◆ **Dataset records**
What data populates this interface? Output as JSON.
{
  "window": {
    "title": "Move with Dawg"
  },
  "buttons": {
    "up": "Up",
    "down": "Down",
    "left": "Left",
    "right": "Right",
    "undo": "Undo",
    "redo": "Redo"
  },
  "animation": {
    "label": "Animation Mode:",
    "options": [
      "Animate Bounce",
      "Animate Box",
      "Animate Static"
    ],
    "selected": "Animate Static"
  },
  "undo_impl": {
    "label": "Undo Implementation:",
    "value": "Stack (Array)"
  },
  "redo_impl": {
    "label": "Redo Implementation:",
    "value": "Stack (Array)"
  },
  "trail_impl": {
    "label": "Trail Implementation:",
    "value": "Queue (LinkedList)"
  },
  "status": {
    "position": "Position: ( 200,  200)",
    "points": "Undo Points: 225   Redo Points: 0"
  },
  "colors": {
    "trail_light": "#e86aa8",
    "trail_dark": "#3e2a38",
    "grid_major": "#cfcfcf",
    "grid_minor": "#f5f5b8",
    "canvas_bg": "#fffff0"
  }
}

◆ **What you are asked to do**
Copy the material above back out, exactly as written.

◆ **Solution to this exercise**
What data populates this interface? Output as JSON.
{
  "window": {
    "title": "Move with Dawg"
  },
  "buttons": {
    "up": "Up",
    "down": "Down",
    "left": "Left",
    "right": "Right",
    "undo": "Undo",
    "redo": "Redo"
  },
  "animation": {
    "label": "Animation Mode:",
    "options": [
      "Animate Bounce",
      "Animate Box",
      "Animate Static"
    ],
    "selected": "Animate Static"
  },
  "undo_impl": {
    "label": "Undo Implementation:",
    "value": "Stack (Array)"
  },
  "redo_impl": {
    "label": "Redo Implementation:",
    "value": "Stack (Array)"
  },
  "trail_impl": {
    "label": "Trail Implementation:",
    "value": "Queue (LinkedList)"
  },
  "status": {
    "position": "Position: ( 200,  200)",
    "points": "Undo Points: 225   Redo Points: 0"
  },
  "colors": {
    "trail_light": "#e86aa8",
    "trail_dark": "#3e2a38",
    "grid_major": "#cfcfcf",
    "grid_minor": "#f5f5b8",
    "canvas_bg": "#fffff0"
  }
}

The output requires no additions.